=== DATA SHOWN ===

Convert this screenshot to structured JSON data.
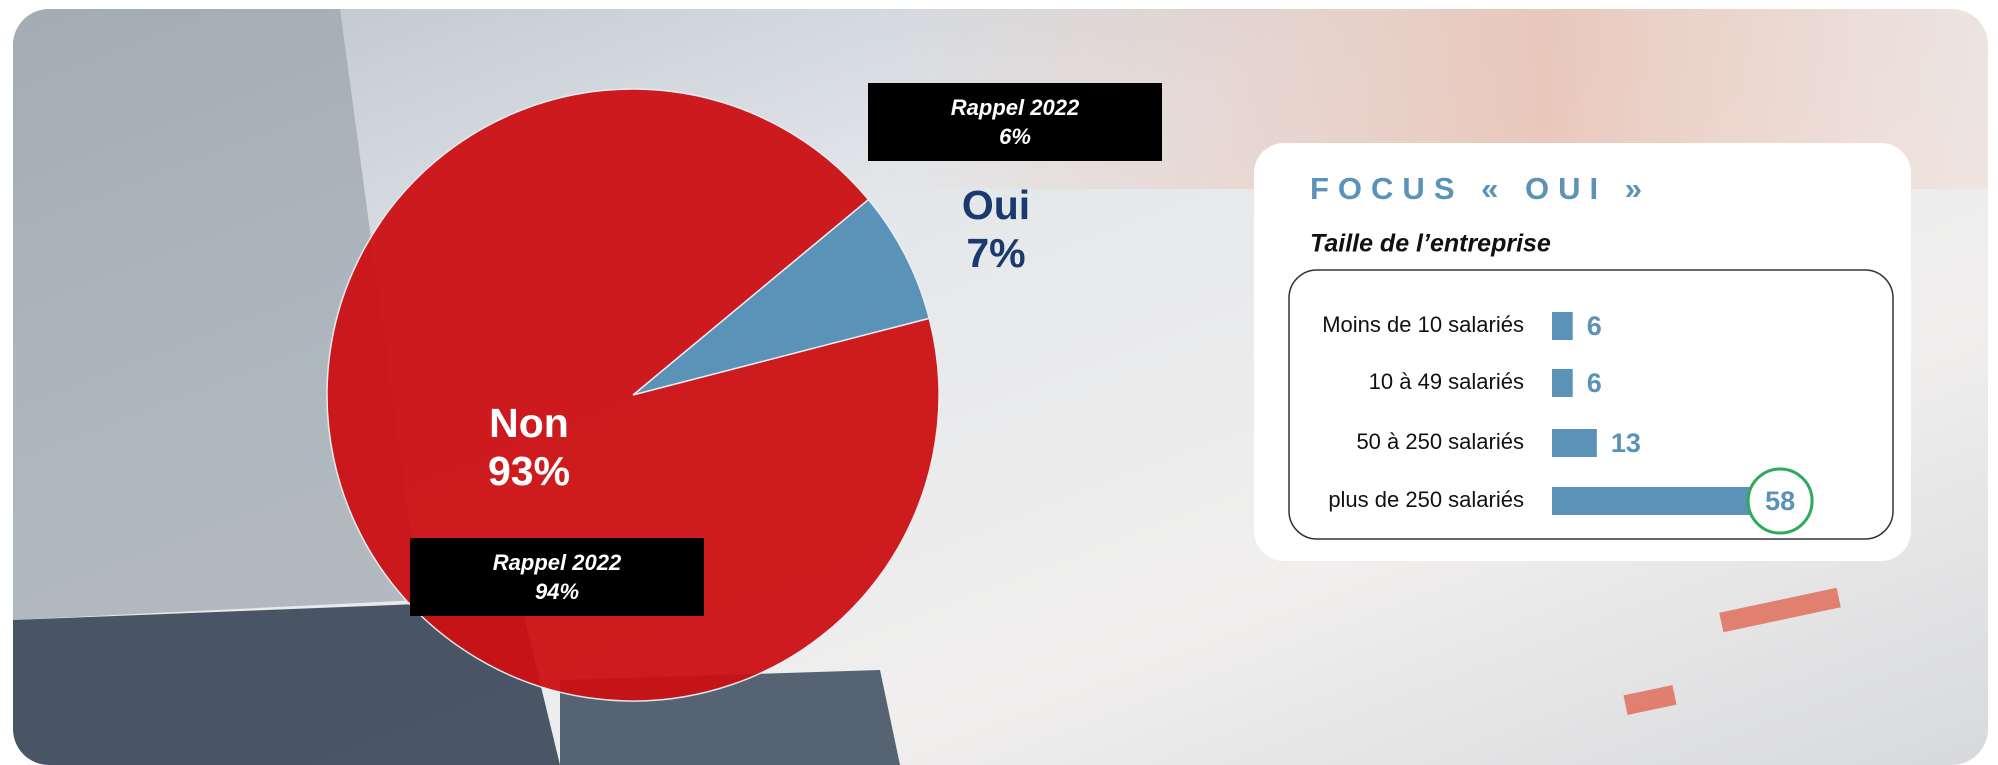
{
  "chart_data": [
    {
      "type": "pie",
      "categories": [
        "Oui",
        "Non"
      ],
      "values": [
        7,
        93
      ],
      "value_labels": [
        "7%",
        "93%"
      ],
      "colors": [
        "#5b93b8",
        "#cc1014"
      ],
      "annotations": [
        {
          "text": "Rappel 2022",
          "value": 6,
          "value_label": "6%"
        },
        {
          "text": "Rappel 2022",
          "value": 94,
          "value_label": "94%"
        }
      ]
    },
    {
      "type": "bar",
      "orientation": "horizontal",
      "title": "FOCUS « OUI »",
      "subtitle": "Taille de l’entreprise",
      "categories": [
        "Moins de 10 salariés",
        "10 à 49 salariés",
        "50 à 250 salariés",
        "plus de 250 salariés"
      ],
      "values": [
        6,
        6,
        13,
        58
      ],
      "color": "#5b93b8",
      "highlight_index": 3,
      "highlight_color": "#2eaa5c"
    }
  ]
}
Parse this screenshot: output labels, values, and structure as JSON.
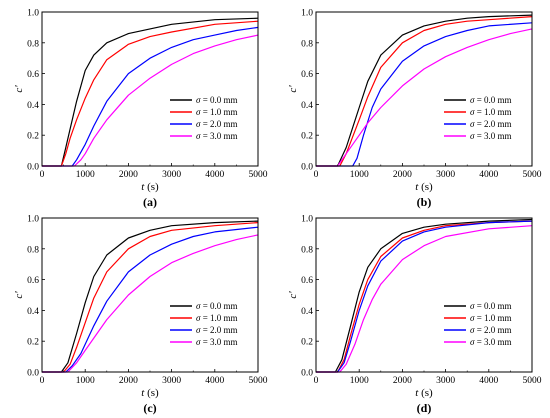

===

SET EXERCISE: Print the full listing exactly, dropping the pictures.

WORKED ANSWER:
Convert this screenshot to structured JSON data.
{
  "chart_data": [
    {
      "type": "pie",
      "categories": [
        "Oui",
        "Non"
      ],
      "values": [
        7,
        93
      ],
      "value_labels": [
        "7%",
        "93%"
      ],
      "colors": [
        "#5b93b8",
        "#cc1014"
      ],
      "annotations": [
        {
          "text": "Rappel 2022",
          "value": 6,
          "value_label": "6%"
        },
        {
          "text": "Rappel 2022",
          "value": 94,
          "value_label": "94%"
        }
      ]
    },
    {
      "type": "bar",
      "orientation": "horizontal",
      "title": "FOCUS « OUI »",
      "subtitle": "Taille de l’entreprise",
      "categories": [
        "Moins de 10 salariés",
        "10 à 49 salariés",
        "50 à 250 salariés",
        "plus de 250 salariés"
      ],
      "values": [
        6,
        6,
        13,
        58
      ],
      "color": "#5b93b8",
      "highlight_index": 3,
      "highlight_color": "#2eaa5c"
    }
  ]
}
Parse this screenshot: output labels, values, and structure as JSON.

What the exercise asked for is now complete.